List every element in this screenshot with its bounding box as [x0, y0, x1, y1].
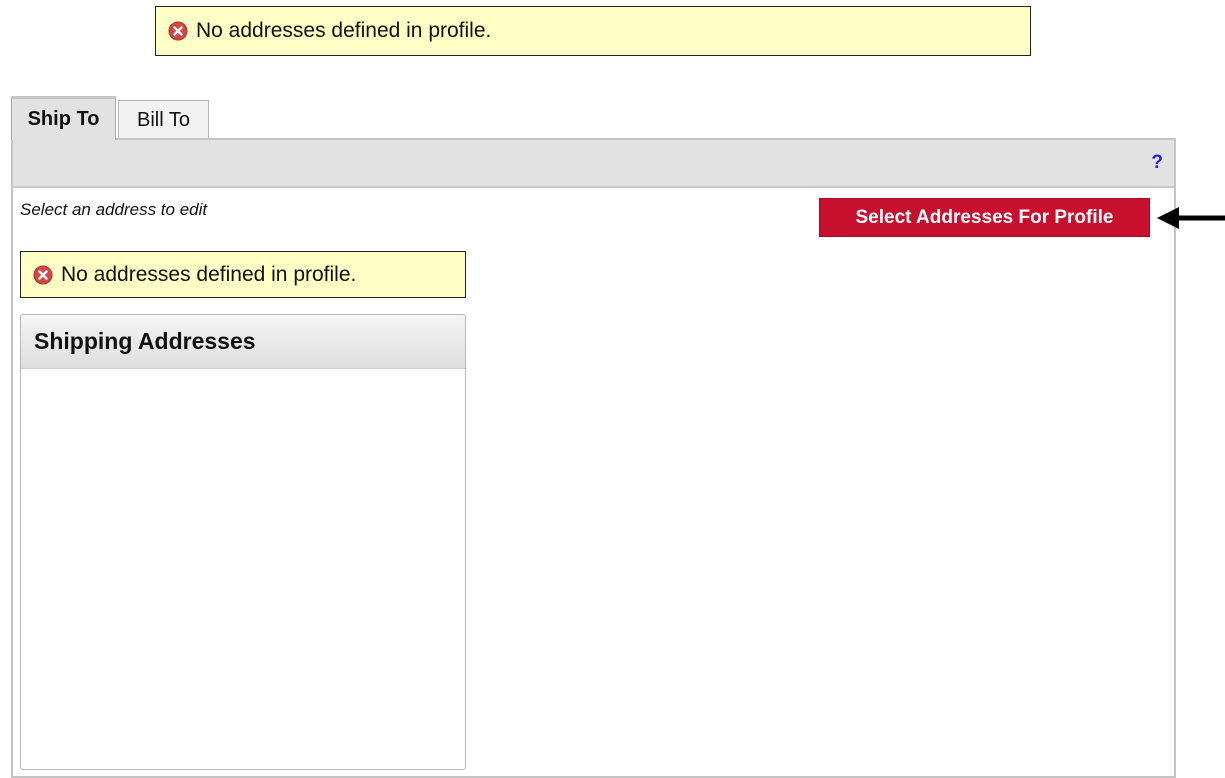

------------------------------

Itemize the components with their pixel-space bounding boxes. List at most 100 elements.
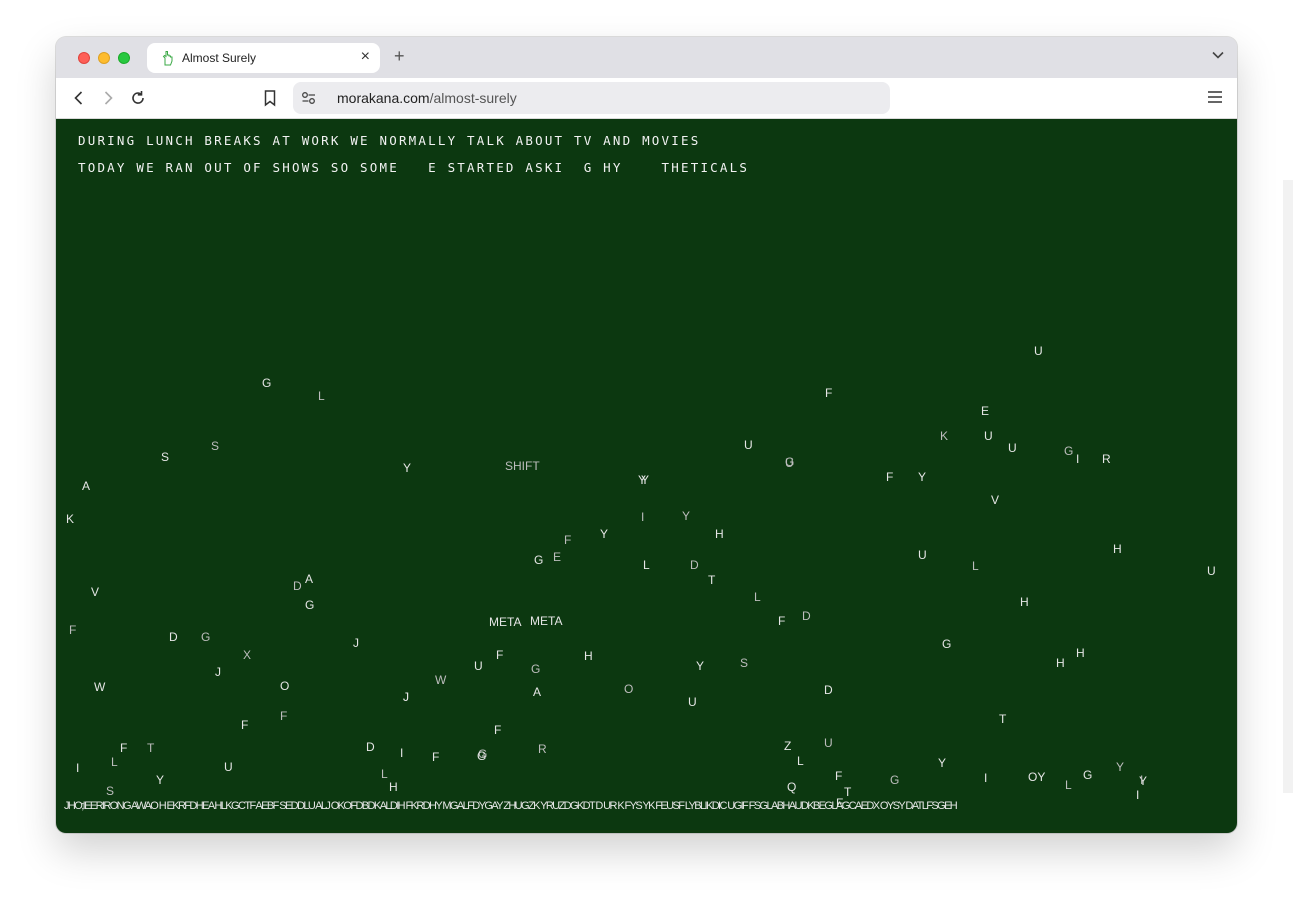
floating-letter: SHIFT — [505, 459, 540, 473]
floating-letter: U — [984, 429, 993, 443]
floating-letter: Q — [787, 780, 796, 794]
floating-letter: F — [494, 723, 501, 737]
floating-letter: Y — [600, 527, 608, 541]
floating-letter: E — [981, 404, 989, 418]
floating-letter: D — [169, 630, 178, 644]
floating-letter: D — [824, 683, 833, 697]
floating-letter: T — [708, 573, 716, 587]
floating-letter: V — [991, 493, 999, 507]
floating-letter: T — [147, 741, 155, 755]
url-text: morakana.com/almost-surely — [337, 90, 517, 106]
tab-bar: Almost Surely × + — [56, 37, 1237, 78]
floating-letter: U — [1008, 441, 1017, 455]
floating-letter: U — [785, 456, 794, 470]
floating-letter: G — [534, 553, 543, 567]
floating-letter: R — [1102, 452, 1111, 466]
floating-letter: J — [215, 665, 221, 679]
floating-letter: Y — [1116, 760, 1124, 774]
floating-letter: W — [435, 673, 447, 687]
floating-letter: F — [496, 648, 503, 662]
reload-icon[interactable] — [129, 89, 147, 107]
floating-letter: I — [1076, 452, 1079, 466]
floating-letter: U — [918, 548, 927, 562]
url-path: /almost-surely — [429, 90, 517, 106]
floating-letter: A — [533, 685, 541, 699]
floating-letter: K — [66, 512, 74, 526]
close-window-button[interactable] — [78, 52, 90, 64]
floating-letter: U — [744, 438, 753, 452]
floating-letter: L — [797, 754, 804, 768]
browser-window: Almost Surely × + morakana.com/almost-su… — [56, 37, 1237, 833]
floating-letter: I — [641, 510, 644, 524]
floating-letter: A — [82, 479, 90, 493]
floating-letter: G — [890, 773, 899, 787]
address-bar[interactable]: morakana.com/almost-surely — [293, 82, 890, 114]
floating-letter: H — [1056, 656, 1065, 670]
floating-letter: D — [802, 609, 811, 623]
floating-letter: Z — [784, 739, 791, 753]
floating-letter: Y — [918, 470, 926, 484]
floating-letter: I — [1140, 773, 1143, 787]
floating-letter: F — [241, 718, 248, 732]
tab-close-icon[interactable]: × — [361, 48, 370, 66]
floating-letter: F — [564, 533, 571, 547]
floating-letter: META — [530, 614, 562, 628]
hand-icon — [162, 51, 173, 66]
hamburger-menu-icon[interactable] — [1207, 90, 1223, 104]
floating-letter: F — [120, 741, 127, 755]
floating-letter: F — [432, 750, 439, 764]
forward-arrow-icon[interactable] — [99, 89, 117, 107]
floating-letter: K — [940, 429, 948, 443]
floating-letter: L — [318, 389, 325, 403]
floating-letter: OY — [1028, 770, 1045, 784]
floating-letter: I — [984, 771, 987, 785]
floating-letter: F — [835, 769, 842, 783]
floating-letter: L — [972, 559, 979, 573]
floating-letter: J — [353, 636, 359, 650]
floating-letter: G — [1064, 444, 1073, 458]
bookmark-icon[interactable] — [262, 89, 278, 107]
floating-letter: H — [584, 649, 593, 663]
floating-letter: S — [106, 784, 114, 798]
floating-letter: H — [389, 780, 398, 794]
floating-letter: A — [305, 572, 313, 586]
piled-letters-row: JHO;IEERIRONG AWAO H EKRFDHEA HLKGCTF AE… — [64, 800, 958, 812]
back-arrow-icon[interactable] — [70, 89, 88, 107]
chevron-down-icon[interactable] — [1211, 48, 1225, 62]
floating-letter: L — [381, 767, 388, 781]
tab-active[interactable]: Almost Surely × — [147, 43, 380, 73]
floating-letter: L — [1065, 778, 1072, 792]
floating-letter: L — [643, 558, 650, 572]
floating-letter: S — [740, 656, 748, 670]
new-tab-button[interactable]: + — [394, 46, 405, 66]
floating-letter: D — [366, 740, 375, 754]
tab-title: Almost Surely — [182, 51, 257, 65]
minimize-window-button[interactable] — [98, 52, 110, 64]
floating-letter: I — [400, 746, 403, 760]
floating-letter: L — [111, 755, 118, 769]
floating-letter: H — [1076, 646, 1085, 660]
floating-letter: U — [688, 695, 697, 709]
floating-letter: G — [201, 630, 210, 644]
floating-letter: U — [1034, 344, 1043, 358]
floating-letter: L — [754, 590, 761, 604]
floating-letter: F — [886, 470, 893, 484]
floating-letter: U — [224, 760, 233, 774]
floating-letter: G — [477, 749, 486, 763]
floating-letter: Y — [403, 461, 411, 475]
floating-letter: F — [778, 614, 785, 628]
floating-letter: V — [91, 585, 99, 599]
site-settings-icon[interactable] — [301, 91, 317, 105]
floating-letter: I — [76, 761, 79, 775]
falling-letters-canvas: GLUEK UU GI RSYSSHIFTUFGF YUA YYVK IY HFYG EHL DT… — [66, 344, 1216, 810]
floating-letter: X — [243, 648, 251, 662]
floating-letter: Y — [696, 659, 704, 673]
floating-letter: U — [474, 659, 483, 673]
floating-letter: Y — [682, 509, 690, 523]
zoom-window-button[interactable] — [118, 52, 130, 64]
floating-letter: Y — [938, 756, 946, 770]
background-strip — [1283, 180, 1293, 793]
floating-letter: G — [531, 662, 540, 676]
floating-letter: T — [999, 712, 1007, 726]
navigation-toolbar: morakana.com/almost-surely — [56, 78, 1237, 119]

------------------------------

* **Directions**
Express the material above, from the line containing "Itemize the components" through the line containing "hamburger-menu-icon[interactable] — [1207, 90, 1223, 104]", both included, as a JSON list of strings with one string per line. Skip blank lines and leave the pictures out.

* **Written response**
[
  "Itemize the components with their pixel-space bounding boxes. List at most 100 elements.",
  "floating-letter: SHIFT — [505, 459, 540, 473]",
  "floating-letter: U — [984, 429, 993, 443]",
  "floating-letter: Q — [787, 780, 796, 794]",
  "floating-letter: F — [494, 723, 501, 737]",
  "floating-letter: Y — [600, 527, 608, 541]",
  "floating-letter: E — [981, 404, 989, 418]",
  "floating-letter: D — [169, 630, 178, 644]",
  "floating-letter: D — [824, 683, 833, 697]",
  "floating-letter: T — [708, 573, 716, 587]",
  "floating-letter: V — [991, 493, 999, 507]",
  "floating-letter: T — [147, 741, 155, 755]",
  "url-text: morakana.com/almost-surely — [337, 90, 517, 106]",
  "tab-bar: Almost Surely × + — [56, 37, 1237, 78]",
  "floating-letter: U — [1008, 441, 1017, 455]",
  "floating-letter: U — [785, 456, 794, 470]",
  "floating-letter: G — [534, 553, 543, 567]",
  "floating-letter: R — [1102, 452, 1111, 466]",
  "floating-letter: J — [215, 665, 221, 679]",
  "floating-letter: Y — [1116, 760, 1124, 774]",
  "floating-letter: W — [435, 673, 447, 687]",
  "floating-letter: F — [496, 648, 503, 662]",
  "reload-icon[interactable] — [129, 89, 147, 107]",
  "floating-letter: I — [1076, 452, 1079, 466]",
  "floating-letter: U — [918, 548, 927, 562]",
  "url-path: /almost-surely — [429, 90, 517, 106]",
  "floating-letter: A — [533, 685, 541, 699]",
  "floating-letter: K — [66, 512, 74, 526]",
  "close-window-button[interactable] — [78, 52, 90, 64]",
  "floating-letter: U — [744, 438, 753, 452]",
  "floating-letter: L — [797, 754, 804, 768]",
  "browser-window: Almost Surely × + morakana.com/almost-su… — [56, 37, 1237, 833]",
  "floating-letter: I — [641, 510, 644, 524]",
  "floating-letter: A — [82, 479, 90, 493]",
  "floating-letter: G — [890, 773, 899, 787]",
  "address-bar[interactable]: morakana.com/almost-surely — [293, 82, 890, 114]",
  "floating-letter: H — [1056, 656, 1065, 670]",
  "floating-letter: D — [802, 609, 811, 623]",
  "floating-letter: Z — [784, 739, 791, 753]",
  "floating-letter: Y — [918, 470, 926, 484]",
  "floating-letter: I — [1140, 773, 1143, 787]",
  "floating-letter: F — [241, 718, 248, 732]",
  "tab-close-icon[interactable]: × — [361, 48, 370, 66]",
  "floating-letter: F — [564, 533, 571, 547]",
  "floating-letter: META — [530, 614, 562, 628]",
  "hand-icon — [162, 51, 173, 66]",
  "hamburger-menu-icon[interactable] — [1207, 90, 1223, 104]"
]